Dataset entries
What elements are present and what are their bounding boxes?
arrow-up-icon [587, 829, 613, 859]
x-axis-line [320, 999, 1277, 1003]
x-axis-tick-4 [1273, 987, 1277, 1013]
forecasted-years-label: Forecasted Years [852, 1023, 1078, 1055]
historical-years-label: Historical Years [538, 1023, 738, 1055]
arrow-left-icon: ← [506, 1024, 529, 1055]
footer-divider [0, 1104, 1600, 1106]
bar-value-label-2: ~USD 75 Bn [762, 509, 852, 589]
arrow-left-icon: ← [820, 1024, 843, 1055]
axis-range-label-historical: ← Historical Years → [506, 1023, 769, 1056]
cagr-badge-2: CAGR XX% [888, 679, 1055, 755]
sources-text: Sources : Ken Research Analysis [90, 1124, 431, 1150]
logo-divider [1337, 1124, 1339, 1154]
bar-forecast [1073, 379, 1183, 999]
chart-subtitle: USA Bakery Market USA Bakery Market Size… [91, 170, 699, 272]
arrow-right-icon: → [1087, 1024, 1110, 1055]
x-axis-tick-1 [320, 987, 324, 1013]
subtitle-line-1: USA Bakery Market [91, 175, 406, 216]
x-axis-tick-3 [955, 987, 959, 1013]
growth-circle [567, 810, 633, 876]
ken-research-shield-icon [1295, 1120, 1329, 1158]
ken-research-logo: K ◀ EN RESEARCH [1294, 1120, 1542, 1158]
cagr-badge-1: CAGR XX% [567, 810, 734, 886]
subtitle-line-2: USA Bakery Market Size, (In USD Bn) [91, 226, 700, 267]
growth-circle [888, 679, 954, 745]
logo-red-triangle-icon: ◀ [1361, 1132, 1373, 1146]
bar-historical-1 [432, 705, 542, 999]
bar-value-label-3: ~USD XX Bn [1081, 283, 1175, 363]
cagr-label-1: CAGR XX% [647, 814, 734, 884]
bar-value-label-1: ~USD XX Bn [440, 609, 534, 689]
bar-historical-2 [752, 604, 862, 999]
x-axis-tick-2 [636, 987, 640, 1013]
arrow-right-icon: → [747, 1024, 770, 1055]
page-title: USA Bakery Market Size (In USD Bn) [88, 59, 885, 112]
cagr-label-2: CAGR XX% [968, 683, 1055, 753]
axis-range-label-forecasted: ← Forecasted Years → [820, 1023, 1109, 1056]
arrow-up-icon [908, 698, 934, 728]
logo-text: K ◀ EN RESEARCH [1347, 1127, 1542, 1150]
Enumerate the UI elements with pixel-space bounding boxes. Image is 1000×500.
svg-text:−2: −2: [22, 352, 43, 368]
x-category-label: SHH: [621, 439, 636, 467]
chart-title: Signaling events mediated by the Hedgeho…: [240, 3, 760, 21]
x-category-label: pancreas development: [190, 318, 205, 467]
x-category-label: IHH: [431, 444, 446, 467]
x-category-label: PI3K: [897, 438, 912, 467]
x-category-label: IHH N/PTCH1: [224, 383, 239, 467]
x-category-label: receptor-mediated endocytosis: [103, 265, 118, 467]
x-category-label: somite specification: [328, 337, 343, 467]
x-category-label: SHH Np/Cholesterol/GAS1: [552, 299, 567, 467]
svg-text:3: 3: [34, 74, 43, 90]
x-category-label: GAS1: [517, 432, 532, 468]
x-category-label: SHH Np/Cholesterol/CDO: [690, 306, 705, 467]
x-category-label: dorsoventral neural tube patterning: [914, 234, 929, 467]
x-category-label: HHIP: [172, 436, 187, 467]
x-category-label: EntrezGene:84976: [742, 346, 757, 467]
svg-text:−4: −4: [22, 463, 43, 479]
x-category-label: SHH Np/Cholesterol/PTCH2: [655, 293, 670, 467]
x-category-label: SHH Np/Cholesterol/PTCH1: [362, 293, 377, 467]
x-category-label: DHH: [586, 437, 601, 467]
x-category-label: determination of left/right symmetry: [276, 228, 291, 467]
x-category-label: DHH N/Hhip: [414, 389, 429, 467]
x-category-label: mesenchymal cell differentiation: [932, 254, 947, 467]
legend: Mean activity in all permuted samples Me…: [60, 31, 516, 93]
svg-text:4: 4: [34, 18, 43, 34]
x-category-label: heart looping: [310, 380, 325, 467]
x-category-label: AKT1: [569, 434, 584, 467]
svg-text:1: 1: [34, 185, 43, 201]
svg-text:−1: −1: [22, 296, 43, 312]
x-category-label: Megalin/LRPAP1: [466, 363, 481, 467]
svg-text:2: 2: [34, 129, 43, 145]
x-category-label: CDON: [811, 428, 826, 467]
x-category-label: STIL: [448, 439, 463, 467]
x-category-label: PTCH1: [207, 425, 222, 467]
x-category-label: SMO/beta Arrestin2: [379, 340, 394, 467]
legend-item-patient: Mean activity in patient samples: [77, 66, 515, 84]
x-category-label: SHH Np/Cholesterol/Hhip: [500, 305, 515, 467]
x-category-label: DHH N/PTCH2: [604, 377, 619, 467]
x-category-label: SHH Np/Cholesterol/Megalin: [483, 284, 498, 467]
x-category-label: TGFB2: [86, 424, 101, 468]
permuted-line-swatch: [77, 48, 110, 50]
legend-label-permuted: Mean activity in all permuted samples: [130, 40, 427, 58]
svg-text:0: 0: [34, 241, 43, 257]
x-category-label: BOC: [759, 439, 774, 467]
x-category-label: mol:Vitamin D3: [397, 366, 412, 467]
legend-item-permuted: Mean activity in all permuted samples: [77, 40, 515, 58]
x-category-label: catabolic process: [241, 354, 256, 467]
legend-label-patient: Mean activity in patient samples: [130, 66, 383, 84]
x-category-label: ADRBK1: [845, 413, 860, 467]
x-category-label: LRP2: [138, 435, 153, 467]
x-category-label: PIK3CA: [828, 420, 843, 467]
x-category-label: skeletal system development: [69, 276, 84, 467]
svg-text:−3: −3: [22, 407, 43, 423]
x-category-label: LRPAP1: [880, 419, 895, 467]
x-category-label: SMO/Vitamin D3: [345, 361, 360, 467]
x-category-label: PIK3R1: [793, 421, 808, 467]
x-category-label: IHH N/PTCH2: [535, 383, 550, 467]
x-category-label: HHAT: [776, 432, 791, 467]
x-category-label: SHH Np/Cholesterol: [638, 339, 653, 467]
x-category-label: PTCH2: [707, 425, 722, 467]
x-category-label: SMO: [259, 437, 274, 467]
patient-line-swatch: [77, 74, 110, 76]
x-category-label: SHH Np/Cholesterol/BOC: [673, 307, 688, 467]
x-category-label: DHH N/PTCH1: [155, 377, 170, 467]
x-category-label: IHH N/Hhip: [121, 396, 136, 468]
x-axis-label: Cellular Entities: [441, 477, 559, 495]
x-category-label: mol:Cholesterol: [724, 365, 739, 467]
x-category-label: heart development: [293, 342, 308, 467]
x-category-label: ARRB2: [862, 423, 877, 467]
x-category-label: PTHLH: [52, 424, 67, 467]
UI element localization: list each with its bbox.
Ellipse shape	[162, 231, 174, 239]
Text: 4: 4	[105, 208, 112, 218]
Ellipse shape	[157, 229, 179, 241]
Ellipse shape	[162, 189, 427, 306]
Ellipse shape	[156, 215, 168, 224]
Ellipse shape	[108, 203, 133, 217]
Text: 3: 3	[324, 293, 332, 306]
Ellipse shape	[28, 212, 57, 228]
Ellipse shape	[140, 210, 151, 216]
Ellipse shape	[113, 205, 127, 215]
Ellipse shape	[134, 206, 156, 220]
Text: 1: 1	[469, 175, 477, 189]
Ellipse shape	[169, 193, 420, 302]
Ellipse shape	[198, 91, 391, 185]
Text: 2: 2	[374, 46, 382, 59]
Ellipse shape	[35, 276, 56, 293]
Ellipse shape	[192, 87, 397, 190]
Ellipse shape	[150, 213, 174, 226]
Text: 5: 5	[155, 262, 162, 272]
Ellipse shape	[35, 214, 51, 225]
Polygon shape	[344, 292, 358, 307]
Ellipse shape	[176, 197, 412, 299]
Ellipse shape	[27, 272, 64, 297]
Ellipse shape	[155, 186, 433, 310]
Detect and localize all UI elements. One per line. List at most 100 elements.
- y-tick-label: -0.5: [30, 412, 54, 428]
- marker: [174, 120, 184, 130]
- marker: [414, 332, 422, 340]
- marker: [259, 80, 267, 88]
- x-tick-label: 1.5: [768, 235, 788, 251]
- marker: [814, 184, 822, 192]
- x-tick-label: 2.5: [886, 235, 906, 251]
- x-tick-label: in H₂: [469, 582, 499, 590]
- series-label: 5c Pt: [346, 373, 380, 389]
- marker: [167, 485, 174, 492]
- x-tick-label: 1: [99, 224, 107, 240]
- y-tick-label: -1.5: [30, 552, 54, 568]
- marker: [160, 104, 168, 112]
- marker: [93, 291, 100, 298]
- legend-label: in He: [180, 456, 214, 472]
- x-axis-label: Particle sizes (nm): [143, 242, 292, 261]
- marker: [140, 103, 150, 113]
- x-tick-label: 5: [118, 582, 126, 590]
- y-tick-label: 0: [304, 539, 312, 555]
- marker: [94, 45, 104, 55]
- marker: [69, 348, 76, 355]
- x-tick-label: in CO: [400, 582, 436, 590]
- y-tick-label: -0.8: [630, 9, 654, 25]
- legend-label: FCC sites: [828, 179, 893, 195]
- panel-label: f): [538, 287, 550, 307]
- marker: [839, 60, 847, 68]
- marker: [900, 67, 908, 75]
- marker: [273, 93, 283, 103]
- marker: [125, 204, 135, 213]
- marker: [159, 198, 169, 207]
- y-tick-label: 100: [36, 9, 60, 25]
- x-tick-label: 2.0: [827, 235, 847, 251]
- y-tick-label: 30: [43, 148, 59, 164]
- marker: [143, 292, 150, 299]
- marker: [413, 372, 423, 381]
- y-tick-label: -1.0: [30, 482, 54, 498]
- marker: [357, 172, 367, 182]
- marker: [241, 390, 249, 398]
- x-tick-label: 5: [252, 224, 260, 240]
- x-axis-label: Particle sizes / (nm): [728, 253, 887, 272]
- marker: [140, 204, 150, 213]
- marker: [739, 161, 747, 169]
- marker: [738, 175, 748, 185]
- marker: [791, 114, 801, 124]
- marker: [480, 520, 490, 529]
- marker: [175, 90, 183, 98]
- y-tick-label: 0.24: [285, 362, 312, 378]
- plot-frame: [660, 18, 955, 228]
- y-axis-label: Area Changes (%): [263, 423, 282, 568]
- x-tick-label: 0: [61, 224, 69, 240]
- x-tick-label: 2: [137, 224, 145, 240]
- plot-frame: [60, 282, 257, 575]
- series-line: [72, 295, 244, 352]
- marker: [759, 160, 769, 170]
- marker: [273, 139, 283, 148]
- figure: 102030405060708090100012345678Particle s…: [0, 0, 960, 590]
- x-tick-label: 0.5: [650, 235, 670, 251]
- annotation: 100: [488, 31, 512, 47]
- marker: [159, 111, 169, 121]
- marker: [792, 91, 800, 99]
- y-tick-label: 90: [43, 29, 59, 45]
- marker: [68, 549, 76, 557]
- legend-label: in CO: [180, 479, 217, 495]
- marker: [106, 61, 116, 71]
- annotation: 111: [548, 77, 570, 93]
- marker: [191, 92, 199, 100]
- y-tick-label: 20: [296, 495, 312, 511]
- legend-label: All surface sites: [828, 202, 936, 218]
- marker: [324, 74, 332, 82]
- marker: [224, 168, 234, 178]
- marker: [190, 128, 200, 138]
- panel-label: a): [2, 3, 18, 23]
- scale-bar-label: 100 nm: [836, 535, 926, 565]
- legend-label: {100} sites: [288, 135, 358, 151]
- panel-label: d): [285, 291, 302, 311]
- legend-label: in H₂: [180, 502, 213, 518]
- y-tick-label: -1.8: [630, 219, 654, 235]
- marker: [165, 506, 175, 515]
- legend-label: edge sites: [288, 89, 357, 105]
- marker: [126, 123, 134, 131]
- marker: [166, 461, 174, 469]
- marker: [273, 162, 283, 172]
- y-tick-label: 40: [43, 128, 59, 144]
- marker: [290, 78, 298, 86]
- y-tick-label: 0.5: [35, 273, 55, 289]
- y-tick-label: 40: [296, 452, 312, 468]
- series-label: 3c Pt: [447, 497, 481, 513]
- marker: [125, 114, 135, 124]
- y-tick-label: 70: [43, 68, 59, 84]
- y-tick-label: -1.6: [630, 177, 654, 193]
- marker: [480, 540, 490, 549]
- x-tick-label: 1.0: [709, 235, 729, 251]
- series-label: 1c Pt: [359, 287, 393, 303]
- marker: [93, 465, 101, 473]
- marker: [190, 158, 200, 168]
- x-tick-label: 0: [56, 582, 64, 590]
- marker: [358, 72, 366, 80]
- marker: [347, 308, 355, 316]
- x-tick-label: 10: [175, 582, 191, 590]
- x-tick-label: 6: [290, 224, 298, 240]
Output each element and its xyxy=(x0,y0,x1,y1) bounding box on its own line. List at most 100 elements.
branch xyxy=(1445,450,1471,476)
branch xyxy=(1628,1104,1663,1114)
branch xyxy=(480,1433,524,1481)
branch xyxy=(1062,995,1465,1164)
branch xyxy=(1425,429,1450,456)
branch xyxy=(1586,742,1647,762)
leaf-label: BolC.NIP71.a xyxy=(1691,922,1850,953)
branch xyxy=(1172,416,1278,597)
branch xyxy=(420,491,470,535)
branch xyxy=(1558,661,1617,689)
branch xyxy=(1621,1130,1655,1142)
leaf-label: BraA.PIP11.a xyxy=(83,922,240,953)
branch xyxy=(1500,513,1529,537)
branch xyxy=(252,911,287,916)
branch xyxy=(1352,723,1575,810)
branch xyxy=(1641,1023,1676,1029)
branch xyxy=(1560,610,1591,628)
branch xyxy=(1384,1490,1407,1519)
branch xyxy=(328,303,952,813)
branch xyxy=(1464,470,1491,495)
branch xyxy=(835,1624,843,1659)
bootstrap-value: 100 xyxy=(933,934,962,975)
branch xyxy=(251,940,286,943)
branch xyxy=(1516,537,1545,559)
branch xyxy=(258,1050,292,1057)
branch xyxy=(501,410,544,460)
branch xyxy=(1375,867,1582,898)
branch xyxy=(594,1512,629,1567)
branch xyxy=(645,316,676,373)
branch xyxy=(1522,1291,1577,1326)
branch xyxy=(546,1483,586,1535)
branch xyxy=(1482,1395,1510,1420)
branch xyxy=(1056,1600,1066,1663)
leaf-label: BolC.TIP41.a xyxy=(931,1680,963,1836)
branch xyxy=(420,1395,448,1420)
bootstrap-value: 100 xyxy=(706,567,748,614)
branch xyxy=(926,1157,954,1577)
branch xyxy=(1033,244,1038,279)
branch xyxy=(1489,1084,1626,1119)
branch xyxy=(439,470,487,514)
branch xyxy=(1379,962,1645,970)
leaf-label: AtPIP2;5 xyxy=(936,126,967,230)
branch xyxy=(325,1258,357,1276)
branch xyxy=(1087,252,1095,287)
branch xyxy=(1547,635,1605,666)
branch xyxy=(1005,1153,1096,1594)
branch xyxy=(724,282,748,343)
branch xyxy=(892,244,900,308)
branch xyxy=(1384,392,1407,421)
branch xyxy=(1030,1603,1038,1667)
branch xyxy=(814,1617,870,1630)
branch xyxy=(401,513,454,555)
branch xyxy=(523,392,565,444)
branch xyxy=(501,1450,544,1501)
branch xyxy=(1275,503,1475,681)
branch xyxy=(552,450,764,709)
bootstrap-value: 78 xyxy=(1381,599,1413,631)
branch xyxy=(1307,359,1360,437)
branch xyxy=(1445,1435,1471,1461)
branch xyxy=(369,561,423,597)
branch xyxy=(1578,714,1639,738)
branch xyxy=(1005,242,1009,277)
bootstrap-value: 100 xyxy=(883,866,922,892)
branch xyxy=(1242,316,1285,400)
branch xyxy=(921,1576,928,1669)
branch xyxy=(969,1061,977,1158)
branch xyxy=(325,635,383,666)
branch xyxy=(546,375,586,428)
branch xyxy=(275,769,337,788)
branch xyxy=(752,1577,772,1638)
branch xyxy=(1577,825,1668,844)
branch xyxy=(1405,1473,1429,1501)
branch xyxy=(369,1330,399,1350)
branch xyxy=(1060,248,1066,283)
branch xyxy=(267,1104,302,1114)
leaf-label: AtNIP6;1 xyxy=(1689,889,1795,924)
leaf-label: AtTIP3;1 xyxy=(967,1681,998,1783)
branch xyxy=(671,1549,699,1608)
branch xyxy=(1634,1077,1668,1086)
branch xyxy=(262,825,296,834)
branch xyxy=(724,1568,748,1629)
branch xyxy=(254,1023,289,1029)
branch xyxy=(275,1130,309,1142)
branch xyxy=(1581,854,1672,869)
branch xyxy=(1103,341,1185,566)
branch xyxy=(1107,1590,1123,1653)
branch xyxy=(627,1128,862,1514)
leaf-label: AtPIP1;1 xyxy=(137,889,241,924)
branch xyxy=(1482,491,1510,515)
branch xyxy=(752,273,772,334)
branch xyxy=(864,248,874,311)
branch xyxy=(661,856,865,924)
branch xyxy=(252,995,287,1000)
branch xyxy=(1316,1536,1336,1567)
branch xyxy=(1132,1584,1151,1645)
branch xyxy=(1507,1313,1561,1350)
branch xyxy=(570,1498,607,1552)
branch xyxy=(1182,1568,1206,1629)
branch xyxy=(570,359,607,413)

- Objective -
Retype the items starting at the first line and ending at the line that contains "arrow-left-icon: ← [820, 1024, 843, 1055]", including both of those lines.

- Exercise output -
What elements are present and what are their bounding boxes?
arrow-up-icon [587, 829, 613, 859]
x-axis-line [320, 999, 1277, 1003]
x-axis-tick-4 [1273, 987, 1277, 1013]
forecasted-years-label: Forecasted Years [852, 1023, 1078, 1055]
historical-years-label: Historical Years [538, 1023, 738, 1055]
arrow-left-icon: ← [506, 1024, 529, 1055]
footer-divider [0, 1104, 1600, 1106]
bar-value-label-2: ~USD 75 Bn [762, 509, 852, 589]
arrow-left-icon: ← [820, 1024, 843, 1055]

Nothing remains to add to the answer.